→ **Required task**
Give back the whole listing exactly as shown.

★ ★ ★

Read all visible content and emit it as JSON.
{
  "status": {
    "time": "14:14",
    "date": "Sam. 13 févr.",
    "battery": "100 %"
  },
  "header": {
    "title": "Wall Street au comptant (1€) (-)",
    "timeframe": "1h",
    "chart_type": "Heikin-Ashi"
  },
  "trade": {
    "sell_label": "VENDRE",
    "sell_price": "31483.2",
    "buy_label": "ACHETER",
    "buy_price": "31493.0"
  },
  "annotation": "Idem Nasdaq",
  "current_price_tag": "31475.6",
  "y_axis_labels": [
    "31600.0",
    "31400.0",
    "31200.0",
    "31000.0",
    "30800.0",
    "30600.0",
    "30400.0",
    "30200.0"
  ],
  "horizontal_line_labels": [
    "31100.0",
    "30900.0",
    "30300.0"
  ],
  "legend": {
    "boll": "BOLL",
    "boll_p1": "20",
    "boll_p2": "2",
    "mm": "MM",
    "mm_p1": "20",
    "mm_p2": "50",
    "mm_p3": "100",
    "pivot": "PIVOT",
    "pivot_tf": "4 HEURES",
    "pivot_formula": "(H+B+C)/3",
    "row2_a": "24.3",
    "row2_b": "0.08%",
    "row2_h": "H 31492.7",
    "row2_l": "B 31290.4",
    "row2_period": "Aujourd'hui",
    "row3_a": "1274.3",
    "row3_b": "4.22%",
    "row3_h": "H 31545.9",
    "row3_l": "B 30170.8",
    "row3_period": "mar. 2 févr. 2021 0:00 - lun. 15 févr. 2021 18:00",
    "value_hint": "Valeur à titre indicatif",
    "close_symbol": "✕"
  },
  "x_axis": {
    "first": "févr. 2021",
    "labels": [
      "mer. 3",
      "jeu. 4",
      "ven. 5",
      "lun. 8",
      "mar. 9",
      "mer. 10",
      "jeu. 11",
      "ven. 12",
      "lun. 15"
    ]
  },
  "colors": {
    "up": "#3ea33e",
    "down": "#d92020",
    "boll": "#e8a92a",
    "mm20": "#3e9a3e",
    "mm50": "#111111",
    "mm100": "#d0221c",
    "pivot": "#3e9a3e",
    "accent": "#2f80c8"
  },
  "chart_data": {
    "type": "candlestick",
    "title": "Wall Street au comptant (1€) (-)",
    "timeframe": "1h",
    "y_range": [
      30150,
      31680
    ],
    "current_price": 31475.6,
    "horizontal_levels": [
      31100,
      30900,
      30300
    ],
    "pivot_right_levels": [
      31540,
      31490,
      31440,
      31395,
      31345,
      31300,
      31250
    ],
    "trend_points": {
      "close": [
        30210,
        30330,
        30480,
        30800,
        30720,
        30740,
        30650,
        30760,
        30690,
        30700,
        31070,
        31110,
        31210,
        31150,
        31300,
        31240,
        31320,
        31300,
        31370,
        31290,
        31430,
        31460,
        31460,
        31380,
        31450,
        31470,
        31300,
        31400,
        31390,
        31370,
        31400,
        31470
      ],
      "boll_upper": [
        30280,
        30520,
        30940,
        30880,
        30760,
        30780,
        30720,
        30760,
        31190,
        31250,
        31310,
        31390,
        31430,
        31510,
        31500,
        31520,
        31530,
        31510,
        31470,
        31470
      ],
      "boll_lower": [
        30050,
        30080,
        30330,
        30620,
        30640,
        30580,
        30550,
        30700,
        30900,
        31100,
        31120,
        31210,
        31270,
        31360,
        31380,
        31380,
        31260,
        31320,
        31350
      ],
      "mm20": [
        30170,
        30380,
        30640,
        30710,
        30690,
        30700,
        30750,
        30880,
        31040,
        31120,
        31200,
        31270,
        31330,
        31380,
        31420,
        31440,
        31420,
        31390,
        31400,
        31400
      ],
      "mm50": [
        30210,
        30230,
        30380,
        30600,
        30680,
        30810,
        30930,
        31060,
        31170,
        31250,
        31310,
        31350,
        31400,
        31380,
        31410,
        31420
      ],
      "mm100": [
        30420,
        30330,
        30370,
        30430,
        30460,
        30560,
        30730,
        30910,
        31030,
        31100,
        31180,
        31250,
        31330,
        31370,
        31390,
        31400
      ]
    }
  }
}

★ ★ ★

→ **Output of the exercise**
Read all visible content and emit it as JSON.
{
  "status": {
    "time": "14:14",
    "date": "Sam. 13 févr.",
    "battery": "100 %"
  },
  "header": {
    "title": "Wall Street au comptant (1€) (-)",
    "timeframe": "1h",
    "chart_type": "Heikin-Ashi"
  },
  "trade": {
    "sell_label": "VENDRE",
    "sell_price": "31483.2",
    "buy_label": "ACHETER",
    "buy_price": "31493.0"
  },
  "annotation": "Idem Nasdaq",
  "current_price_tag": "31475.6",
  "y_axis_labels": [
    "31600.0",
    "31400.0",
    "31200.0",
    "31000.0",
    "30800.0",
    "30600.0",
    "30400.0",
    "30200.0"
  ],
  "horizontal_line_labels": [
    "31100.0",
    "30900.0",
    "30300.0"
  ],
  "legend": {
    "boll": "BOLL",
    "boll_p1": "20",
    "boll_p2": "2",
    "mm": "MM",
    "mm_p1": "20",
    "mm_p2": "50",
    "mm_p3": "100",
    "pivot": "PIVOT",
    "pivot_tf": "4 HEURES",
    "pivot_formula": "(H+B+C)/3",
    "row2_a": "24.3",
    "row2_b": "0.08%",
    "row2_h": "H 31492.7",
    "row2_l": "B 31290.4",
    "row2_period": "Aujourd'hui",
    "row3_a": "1274.3",
    "row3_b": "4.22%",
    "row3_h": "H 31545.9",
    "row3_l": "B 30170.8",
    "row3_period": "mar. 2 févr. 2021 0:00 - lun. 15 févr. 2021 18:00",
    "value_hint": "Valeur à titre indicatif",
    "close_symbol": "✕"
  },
  "x_axis": {
    "first": "févr. 2021",
    "labels": [
      "mer. 3",
      "jeu. 4",
      "ven. 5",
      "lun. 8",
      "mar. 9",
      "mer. 10",
      "jeu. 11",
      "ven. 12",
      "lun. 15"
    ]
  },
  "colors": {
    "up": "#3ea33e",
    "down": "#d92020",
    "boll": "#e8a92a",
    "mm20": "#3e9a3e",
    "mm50": "#111111",
    "mm100": "#d0221c",
    "pivot": "#3e9a3e",
    "accent": "#2f80c8"
  },
  "chart_data": {
    "type": "candlestick",
    "title": "Wall Street au comptant (1€) (-)",
    "timeframe": "1h",
    "y_range": [
      30150,
      31680
    ],
    "current_price": 31475.6,
    "horizontal_levels": [
      31100,
      30900,
      30300
    ],
    "pivot_right_levels": [
      31540,
      31490,
      31440,
      31395,
      31345,
      31300,
      31250
    ],
    "trend_points": {
      "close": [
        30210,
        30330,
        30480,
        30800,
        30720,
        30740,
        30650,
        30760,
        30690,
        30700,
        31070,
        31110,
        31210,
        31150,
        31300,
        31240,
        31320,
        31300,
        31370,
        31290,
        31430,
        31460,
        31460,
        31380,
        31450,
        31470,
        31300,
        31400,
        31390,
        31370,
        31400,
        31470
      ],
      "boll_upper": [
        30280,
        30520,
        30940,
        30880,
        30760,
        30780,
        30720,
        30760,
        31190,
        31250,
        31310,
        31390,
        31430,
        31510,
        31500,
        31520,
        31530,
        31510,
        31470,
        31470
      ],
      "boll_lower": [
        30050,
        30080,
        30330,
        30620,
        30640,
        30580,
        30550,
        30700,
        30900,
        31100,
        31120,
        31210,
        31270,
        31360,
        31380,
        31380,
        31260,
        31320,
        31350
      ],
      "mm20": [
        30170,
        30380,
        30640,
        30710,
        30690,
        30700,
        30750,
        30880,
        31040,
        31120,
        31200,
        31270,
        31330,
        31380,
        31420,
        31440,
        31420,
        31390,
        31400,
        31400
      ],
      "mm50": [
        30210,
        30230,
        30380,
        30600,
        30680,
        30810,
        30930,
        31060,
        31170,
        31250,
        31310,
        31350,
        31400,
        31380,
        31410,
        31420
      ],
      "mm100": [
        30420,
        30330,
        30370,
        30430,
        30460,
        30560,
        30730,
        30910,
        31030,
        31100,
        31180,
        31250,
        31330,
        31370,
        31390,
        31400
      ]
    }
  }
}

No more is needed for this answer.